RECORDS FOR THE EXERCISE —
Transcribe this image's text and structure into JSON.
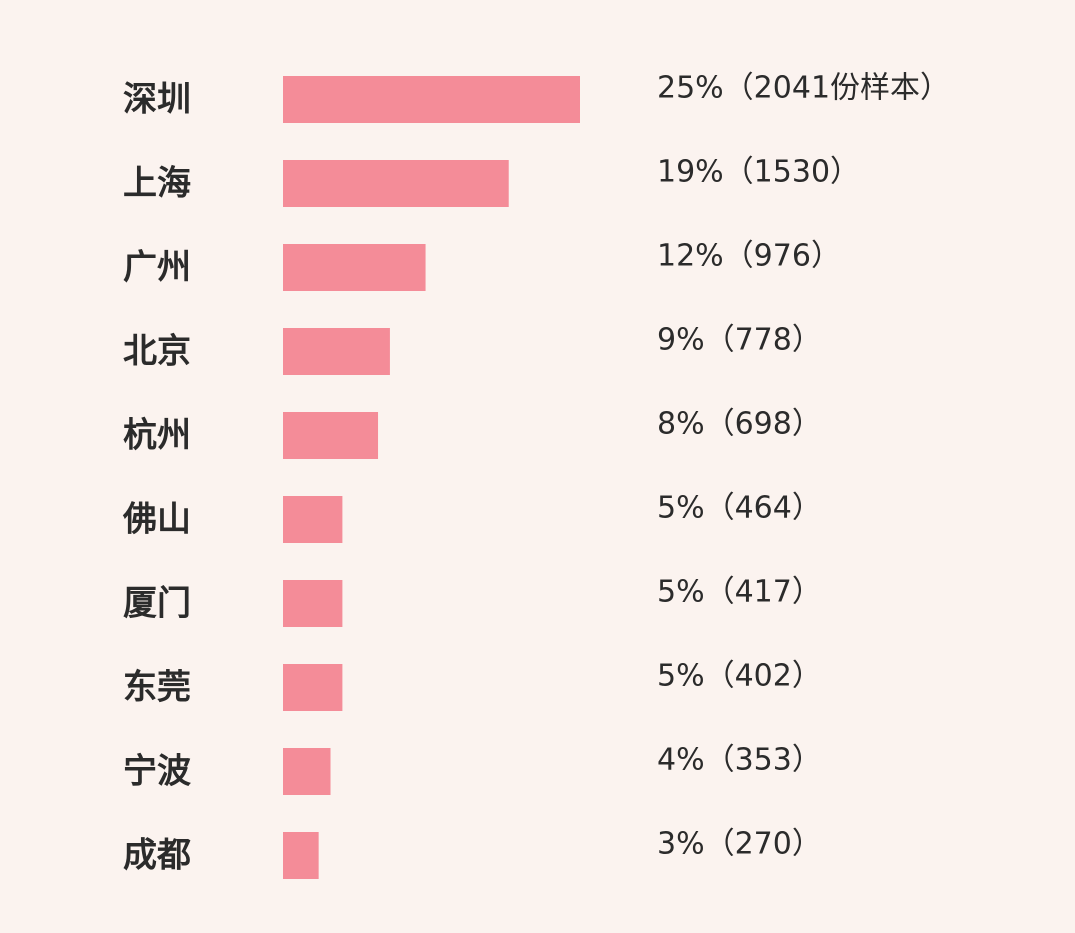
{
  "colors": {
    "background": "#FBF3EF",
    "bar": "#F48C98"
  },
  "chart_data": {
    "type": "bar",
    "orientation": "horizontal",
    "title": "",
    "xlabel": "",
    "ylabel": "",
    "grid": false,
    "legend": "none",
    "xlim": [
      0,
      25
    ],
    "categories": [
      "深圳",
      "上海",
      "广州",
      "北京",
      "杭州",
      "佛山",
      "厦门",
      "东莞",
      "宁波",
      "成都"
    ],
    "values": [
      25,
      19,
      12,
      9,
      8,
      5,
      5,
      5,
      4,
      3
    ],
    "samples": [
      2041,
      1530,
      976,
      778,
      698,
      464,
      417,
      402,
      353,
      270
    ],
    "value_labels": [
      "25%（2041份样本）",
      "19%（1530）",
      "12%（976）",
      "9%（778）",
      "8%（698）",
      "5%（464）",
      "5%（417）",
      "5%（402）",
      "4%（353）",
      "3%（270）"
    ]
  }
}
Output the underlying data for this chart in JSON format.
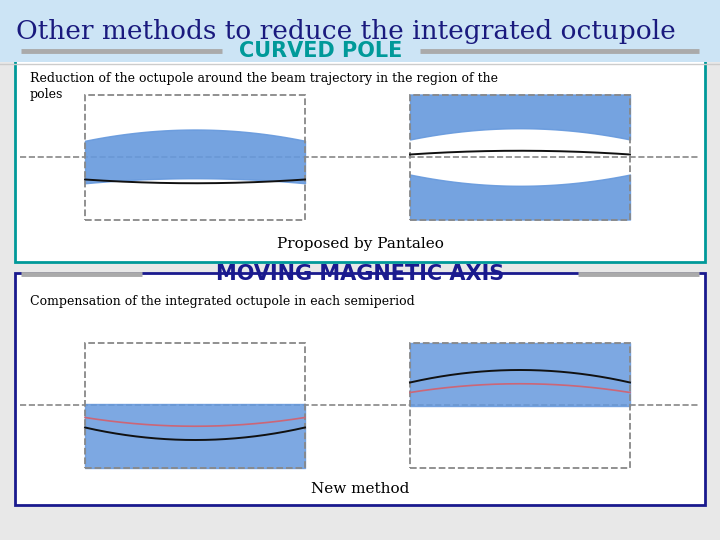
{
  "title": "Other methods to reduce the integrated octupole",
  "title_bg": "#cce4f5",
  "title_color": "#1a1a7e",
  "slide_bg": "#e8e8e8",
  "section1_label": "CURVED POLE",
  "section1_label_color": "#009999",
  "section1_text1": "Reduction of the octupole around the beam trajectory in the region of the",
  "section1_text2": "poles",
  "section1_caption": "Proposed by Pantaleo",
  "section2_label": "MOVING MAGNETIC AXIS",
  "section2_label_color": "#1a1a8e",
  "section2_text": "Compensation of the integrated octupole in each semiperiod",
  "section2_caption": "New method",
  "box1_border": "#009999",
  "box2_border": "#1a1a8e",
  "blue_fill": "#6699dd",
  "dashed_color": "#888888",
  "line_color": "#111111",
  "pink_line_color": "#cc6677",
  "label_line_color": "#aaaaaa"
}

EXERCISE DETAILS —
Write out the material above again, word for word, minus its pictures.

TASK SOLUTION —
Transcribe this image's text and structure into JSON.
{
  "colors": {
    "background": "#FBF3EF",
    "bar": "#F48C98"
  },
  "chart_data": {
    "type": "bar",
    "orientation": "horizontal",
    "title": "",
    "xlabel": "",
    "ylabel": "",
    "grid": false,
    "legend": "none",
    "xlim": [
      0,
      25
    ],
    "categories": [
      "深圳",
      "上海",
      "广州",
      "北京",
      "杭州",
      "佛山",
      "厦门",
      "东莞",
      "宁波",
      "成都"
    ],
    "values": [
      25,
      19,
      12,
      9,
      8,
      5,
      5,
      5,
      4,
      3
    ],
    "samples": [
      2041,
      1530,
      976,
      778,
      698,
      464,
      417,
      402,
      353,
      270
    ],
    "value_labels": [
      "25%（2041份样本）",
      "19%（1530）",
      "12%（976）",
      "9%（778）",
      "8%（698）",
      "5%（464）",
      "5%（417）",
      "5%（402）",
      "4%（353）",
      "3%（270）"
    ]
  }
}
Output the underlying data for this chart in JSON format.
{
  "title": "Other methods to reduce the integrated octupole",
  "title_bg": "#cce4f5",
  "title_color": "#1a1a7e",
  "slide_bg": "#e8e8e8",
  "section1_label": "CURVED POLE",
  "section1_label_color": "#009999",
  "section1_text1": "Reduction of the octupole around the beam trajectory in the region of the",
  "section1_text2": "poles",
  "section1_caption": "Proposed by Pantaleo",
  "section2_label": "MOVING MAGNETIC AXIS",
  "section2_label_color": "#1a1a8e",
  "section2_text": "Compensation of the integrated octupole in each semiperiod",
  "section2_caption": "New method",
  "box1_border": "#009999",
  "box2_border": "#1a1a8e",
  "blue_fill": "#6699dd",
  "dashed_color": "#888888",
  "line_color": "#111111",
  "pink_line_color": "#cc6677",
  "label_line_color": "#aaaaaa"
}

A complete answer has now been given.